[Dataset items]
<<<<
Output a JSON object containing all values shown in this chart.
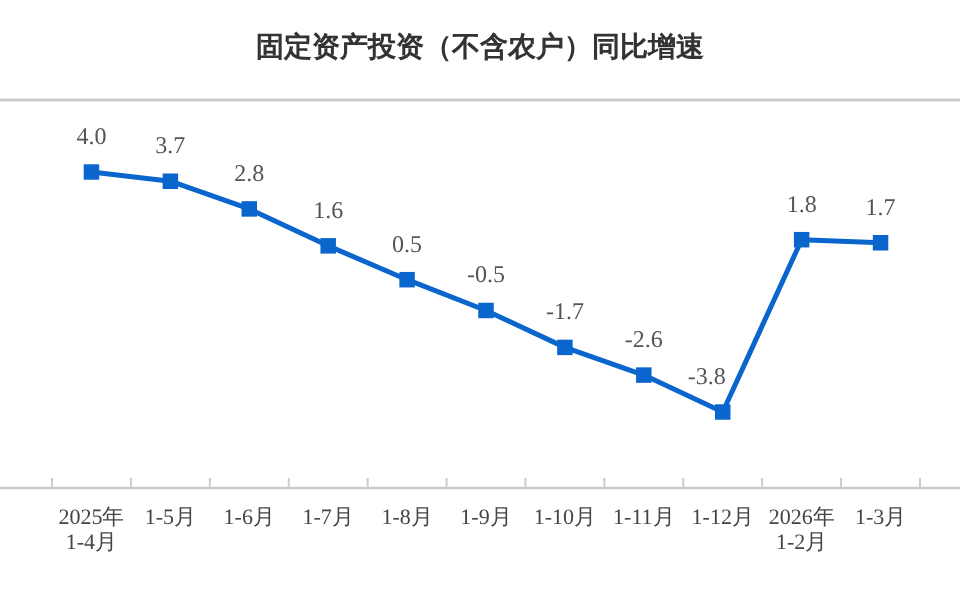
{
  "chart_data": {
    "type": "line",
    "title": "固定资产投资（不含农户）同比增速",
    "categories": [
      "2025年\n1-4月",
      "1-5月",
      "1-6月",
      "1-7月",
      "1-8月",
      "1-9月",
      "1-10月",
      "1-11月",
      "1-12月",
      "2026年\n1-2月",
      "1-3月"
    ],
    "series": [
      {
        "color": "#0a66cc",
        "values": [
          4.0,
          3.7,
          2.8,
          1.6,
          0.5,
          -0.5,
          -1.7,
          -2.6,
          -3.8,
          1.8,
          1.7
        ],
        "value_labels": [
          "4.0",
          "3.7",
          "2.8",
          "1.6",
          "0.5",
          "-0.5",
          "-1.7",
          "-2.6",
          "-3.8",
          "1.8",
          "1.7"
        ]
      }
    ],
    "marker": "square"
  }
}
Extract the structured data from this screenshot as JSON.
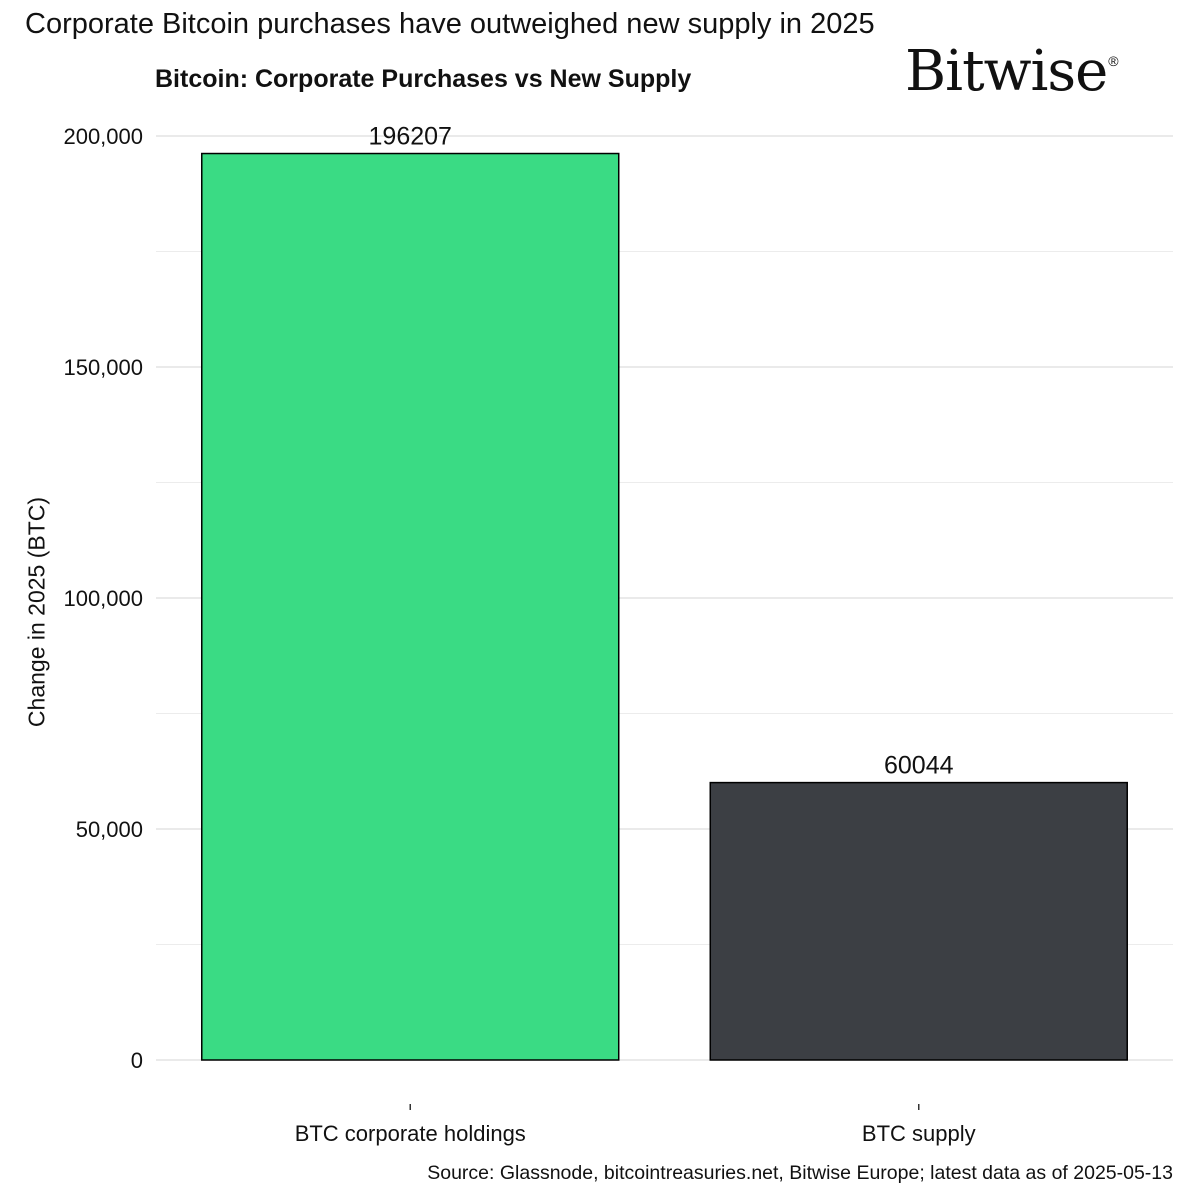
{
  "headline": "Corporate Bitcoin purchases have outweighed new supply in 2025",
  "logo": {
    "text": "Bitwise",
    "mark": "®"
  },
  "source": "Source: Glassnode, bitcointreasuries.net, Bitwise Europe; latest data as of 2025-05-13",
  "chart_data": {
    "type": "bar",
    "title": "Bitcoin: Corporate Purchases vs New Supply",
    "xlabel": "",
    "ylabel": "Change in 2025 (BTC)",
    "categories": [
      "BTC corporate holdings",
      "BTC supply"
    ],
    "values": [
      196207,
      60044
    ],
    "data_labels": [
      "196207",
      "60044"
    ],
    "colors": [
      "#3adb84",
      "#3c3f44"
    ],
    "ylim": [
      0,
      200000
    ],
    "yticks": [
      0,
      50000,
      100000,
      150000,
      200000
    ],
    "ytick_labels": [
      "0",
      "50,000",
      "100,000",
      "150,000",
      "200,000"
    ],
    "grid": true,
    "legend": "none"
  }
}
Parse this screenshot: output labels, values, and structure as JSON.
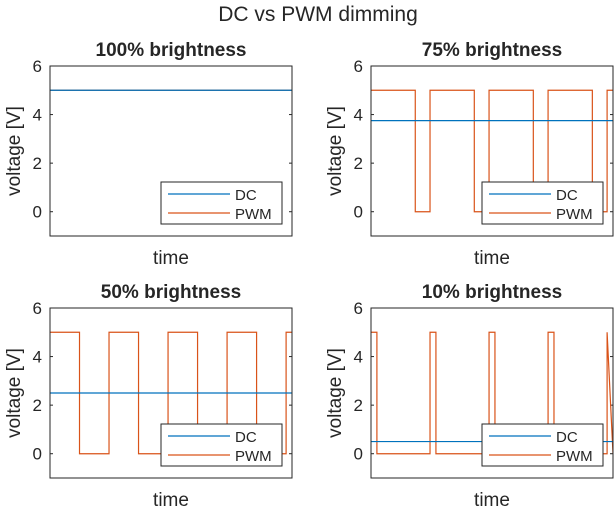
{
  "title": "DC vs PWM dimming",
  "colors": {
    "dc": "#0072BD",
    "pwm": "#D95319",
    "axis": "#262626"
  },
  "chart_data": [
    {
      "type": "line",
      "title": "100% brightness",
      "xlabel": "time",
      "ylabel": "voltage [V]",
      "ylim": [
        -1,
        6
      ],
      "yticks": [
        0,
        2,
        4,
        6
      ],
      "xlim": [
        0,
        4.1
      ],
      "period": 1,
      "duty": 1.0,
      "high": 5,
      "dc_level": 5.0,
      "legend": "bottom-right",
      "grid": false,
      "series": [
        {
          "name": "DC"
        },
        {
          "name": "PWM"
        }
      ]
    },
    {
      "type": "line",
      "title": "75% brightness",
      "xlabel": "time",
      "ylabel": "voltage [V]",
      "ylim": [
        -1,
        6
      ],
      "yticks": [
        0,
        2,
        4,
        6
      ],
      "xlim": [
        0,
        4.1
      ],
      "period": 1,
      "duty": 0.75,
      "high": 5,
      "dc_level": 3.75,
      "legend": "bottom-right",
      "grid": false,
      "series": [
        {
          "name": "DC"
        },
        {
          "name": "PWM"
        }
      ]
    },
    {
      "type": "line",
      "title": "50% brightness",
      "xlabel": "time",
      "ylabel": "voltage [V]",
      "ylim": [
        -1,
        6
      ],
      "yticks": [
        0,
        2,
        4,
        6
      ],
      "xlim": [
        0,
        4.1
      ],
      "period": 1,
      "duty": 0.5,
      "high": 5,
      "dc_level": 2.5,
      "legend": "bottom-right",
      "grid": false,
      "series": [
        {
          "name": "DC"
        },
        {
          "name": "PWM"
        }
      ]
    },
    {
      "type": "line",
      "title": "10% brightness",
      "xlabel": "time",
      "ylabel": "voltage [V]",
      "ylim": [
        -1,
        6
      ],
      "yticks": [
        0,
        2,
        4,
        6
      ],
      "xlim": [
        0,
        4.1
      ],
      "period": 1,
      "duty": 0.1,
      "high": 5,
      "dc_level": 0.5,
      "legend": "bottom-right",
      "grid": false,
      "series": [
        {
          "name": "DC"
        },
        {
          "name": "PWM"
        }
      ]
    }
  ]
}
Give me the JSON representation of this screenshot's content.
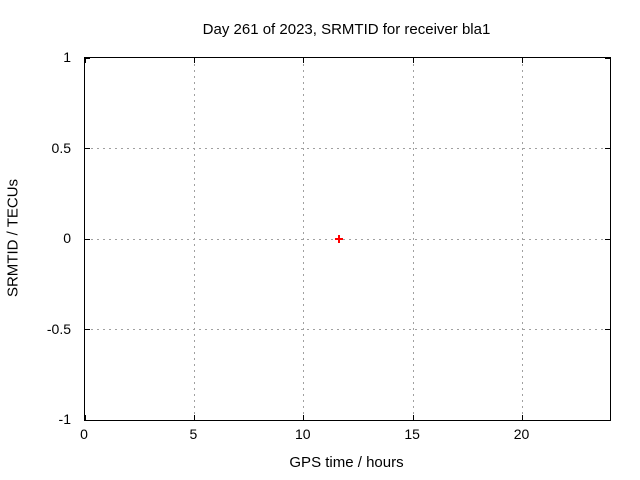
{
  "chart_data": {
    "type": "scatter",
    "title": "Day 261 of 2023, SRMTID for receiver bla1",
    "xlabel": "GPS time / hours",
    "ylabel": "SRMTID / TECUs",
    "xlim": [
      0,
      24
    ],
    "ylim": [
      -1,
      1
    ],
    "xticks": [
      0,
      5,
      10,
      15,
      20
    ],
    "xticklabels": [
      "0",
      "5",
      "10",
      "15",
      "20"
    ],
    "yticks": [
      -1,
      -0.5,
      0,
      0.5,
      1
    ],
    "yticklabels": [
      "-1",
      "-0.5",
      "0",
      "0.5",
      "1"
    ],
    "grid": true,
    "legend": "none",
    "series": [
      {
        "name": "SRMTID",
        "marker": "plus",
        "color": "#ff0000",
        "points": [
          {
            "x": 11.6,
            "y": 0.0
          }
        ]
      }
    ],
    "colors": {
      "grid": "#a0a0a0",
      "axis": "#000000",
      "background": "#ffffff",
      "text": "#000000"
    }
  }
}
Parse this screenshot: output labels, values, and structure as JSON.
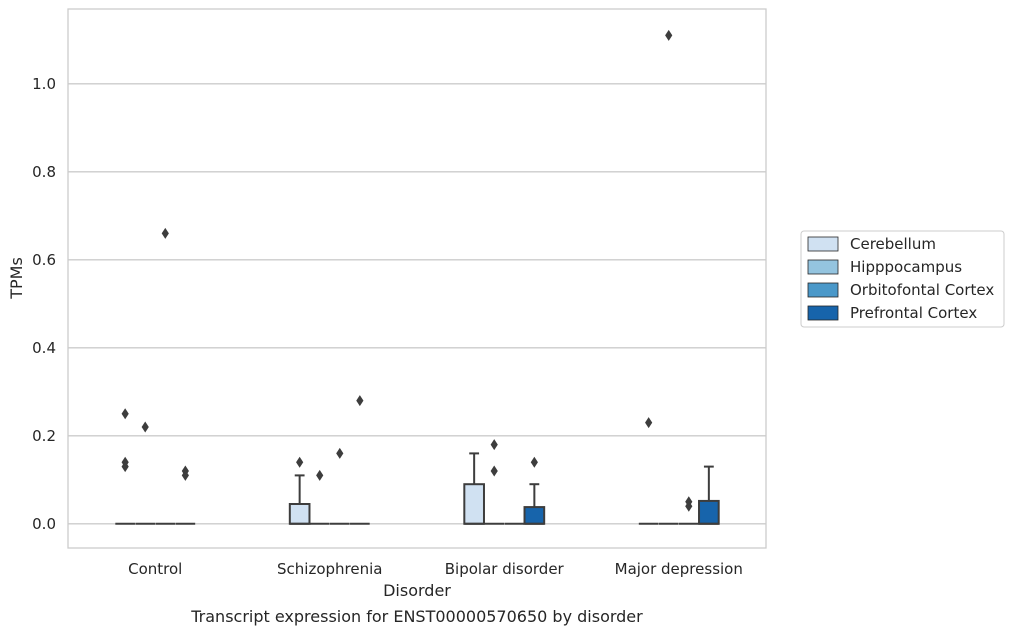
{
  "chart_data": {
    "type": "box",
    "caption": "Transcript expression for ENST00000570650 by disorder",
    "xlabel": "Disorder",
    "ylabel": "TPMs",
    "ylim": [
      -0.055,
      1.17
    ],
    "yticks": [
      "0.0",
      "0.2",
      "0.4",
      "0.6",
      "0.8",
      "1.0"
    ],
    "grid": true,
    "legend_position": "right",
    "categories": [
      "Control",
      "Schizophrenia",
      "Bipolar disorder",
      "Major depression"
    ],
    "series": [
      {
        "name": "Cerebellum",
        "color": "#d0e1f2",
        "boxes": [
          {
            "q1": 0,
            "median": 0,
            "q3": 0,
            "whisker_low": 0,
            "whisker_high": 0,
            "outliers": [
              0.25,
              0.14,
              0.13
            ]
          },
          {
            "q1": 0,
            "median": 0,
            "q3": 0.045,
            "whisker_low": 0,
            "whisker_high": 0.11,
            "outliers": [
              0.14
            ]
          },
          {
            "q1": 0,
            "median": 0,
            "q3": 0.09,
            "whisker_low": 0,
            "whisker_high": 0.16,
            "outliers": []
          },
          {
            "q1": 0,
            "median": 0,
            "q3": 0,
            "whisker_low": 0,
            "whisker_high": 0,
            "outliers": [
              0.23
            ]
          }
        ]
      },
      {
        "name": "Hipppocampus",
        "color": "#94c4df",
        "boxes": [
          {
            "q1": 0,
            "median": 0,
            "q3": 0,
            "whisker_low": 0,
            "whisker_high": 0,
            "outliers": [
              0.22
            ]
          },
          {
            "q1": 0,
            "median": 0,
            "q3": 0,
            "whisker_low": 0,
            "whisker_high": 0,
            "outliers": [
              0.11
            ]
          },
          {
            "q1": 0,
            "median": 0,
            "q3": 0,
            "whisker_low": 0,
            "whisker_high": 0,
            "outliers": [
              0.18,
              0.12
            ]
          },
          {
            "q1": 0,
            "median": 0,
            "q3": 0,
            "whisker_low": 0,
            "whisker_high": 0,
            "outliers": [
              1.11
            ]
          }
        ]
      },
      {
        "name": "Orbitofontal Cortex",
        "color": "#4a98c9",
        "boxes": [
          {
            "q1": 0,
            "median": 0,
            "q3": 0,
            "whisker_low": 0,
            "whisker_high": 0,
            "outliers": [
              0.66
            ]
          },
          {
            "q1": 0,
            "median": 0,
            "q3": 0,
            "whisker_low": 0,
            "whisker_high": 0,
            "outliers": [
              0.16
            ]
          },
          {
            "q1": 0,
            "median": 0,
            "q3": 0,
            "whisker_low": 0,
            "whisker_high": 0,
            "outliers": []
          },
          {
            "q1": 0,
            "median": 0,
            "q3": 0,
            "whisker_low": 0,
            "whisker_high": 0,
            "outliers": [
              0.05,
              0.04
            ]
          }
        ]
      },
      {
        "name": "Prefrontal Cortex",
        "color": "#1764ab",
        "boxes": [
          {
            "q1": 0,
            "median": 0,
            "q3": 0,
            "whisker_low": 0,
            "whisker_high": 0,
            "outliers": [
              0.12,
              0.11
            ]
          },
          {
            "q1": 0,
            "median": 0,
            "q3": 0,
            "whisker_low": 0,
            "whisker_high": 0,
            "outliers": [
              0.28
            ]
          },
          {
            "q1": 0,
            "median": 0,
            "q3": 0.038,
            "whisker_low": 0,
            "whisker_high": 0.09,
            "outliers": [
              0.14
            ]
          },
          {
            "q1": 0,
            "median": 0,
            "q3": 0.052,
            "whisker_low": 0,
            "whisker_high": 0.13,
            "outliers": []
          }
        ]
      }
    ]
  }
}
>>>>
Aim: Tally the lines above containing "this". Answer with the count only.

Exercise output: 5